## Requirements
Each line that holds the word "будет" should be returned.

++++ Provided material ++++

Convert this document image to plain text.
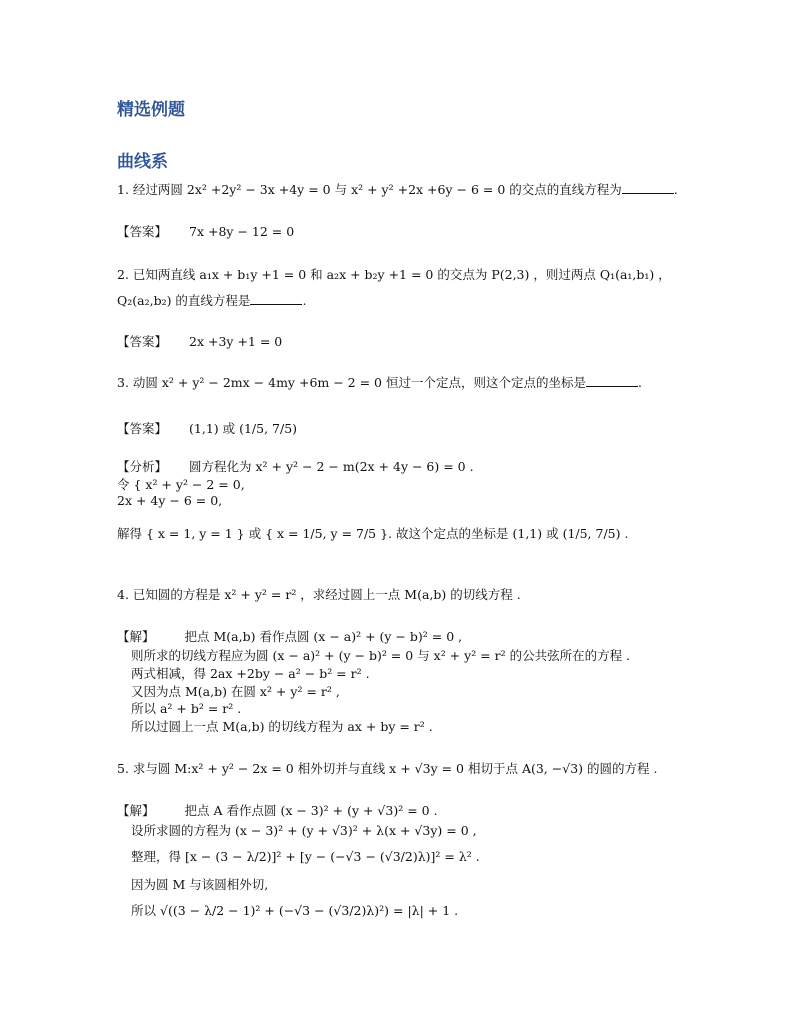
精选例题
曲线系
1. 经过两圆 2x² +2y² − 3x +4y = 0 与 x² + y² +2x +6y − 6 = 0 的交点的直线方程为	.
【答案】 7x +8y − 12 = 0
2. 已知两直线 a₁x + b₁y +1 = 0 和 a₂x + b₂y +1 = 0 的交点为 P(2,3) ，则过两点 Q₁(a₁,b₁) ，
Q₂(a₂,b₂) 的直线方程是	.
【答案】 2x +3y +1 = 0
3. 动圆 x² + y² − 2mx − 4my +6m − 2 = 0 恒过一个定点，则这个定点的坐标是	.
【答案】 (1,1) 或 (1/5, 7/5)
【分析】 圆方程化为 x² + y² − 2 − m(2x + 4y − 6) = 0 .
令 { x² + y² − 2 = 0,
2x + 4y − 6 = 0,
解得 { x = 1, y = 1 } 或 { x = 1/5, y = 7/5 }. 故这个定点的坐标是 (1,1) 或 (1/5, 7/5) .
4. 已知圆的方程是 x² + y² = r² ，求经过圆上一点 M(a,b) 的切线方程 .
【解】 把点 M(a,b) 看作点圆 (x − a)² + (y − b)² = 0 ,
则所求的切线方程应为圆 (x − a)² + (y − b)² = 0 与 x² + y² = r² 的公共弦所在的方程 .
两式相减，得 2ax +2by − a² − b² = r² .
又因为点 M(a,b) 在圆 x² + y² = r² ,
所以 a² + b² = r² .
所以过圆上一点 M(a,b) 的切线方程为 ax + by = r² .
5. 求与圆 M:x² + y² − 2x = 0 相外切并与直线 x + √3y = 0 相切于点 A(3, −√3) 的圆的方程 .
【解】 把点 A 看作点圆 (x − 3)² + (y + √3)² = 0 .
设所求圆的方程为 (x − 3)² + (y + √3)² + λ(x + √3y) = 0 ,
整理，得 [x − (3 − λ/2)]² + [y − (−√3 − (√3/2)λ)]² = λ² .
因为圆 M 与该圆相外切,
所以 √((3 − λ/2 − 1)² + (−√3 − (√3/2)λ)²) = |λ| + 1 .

++++
++++ Provided material ++++

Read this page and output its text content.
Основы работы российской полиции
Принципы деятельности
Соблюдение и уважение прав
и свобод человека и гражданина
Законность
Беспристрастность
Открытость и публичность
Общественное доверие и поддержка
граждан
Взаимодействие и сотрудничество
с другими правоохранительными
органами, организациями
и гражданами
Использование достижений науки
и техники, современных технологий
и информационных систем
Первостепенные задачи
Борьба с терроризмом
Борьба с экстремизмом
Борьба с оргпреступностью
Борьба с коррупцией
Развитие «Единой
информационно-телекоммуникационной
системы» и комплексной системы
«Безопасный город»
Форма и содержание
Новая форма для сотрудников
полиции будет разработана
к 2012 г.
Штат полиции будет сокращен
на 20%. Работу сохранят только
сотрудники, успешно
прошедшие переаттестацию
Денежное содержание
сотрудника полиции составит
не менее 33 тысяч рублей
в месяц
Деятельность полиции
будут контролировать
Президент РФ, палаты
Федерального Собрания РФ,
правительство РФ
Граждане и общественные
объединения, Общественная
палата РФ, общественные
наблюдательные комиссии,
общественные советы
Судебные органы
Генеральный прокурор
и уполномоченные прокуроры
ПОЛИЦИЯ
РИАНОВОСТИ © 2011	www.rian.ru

++++

## Expected output
полиции будет разработана
Штат полиции будет сокращен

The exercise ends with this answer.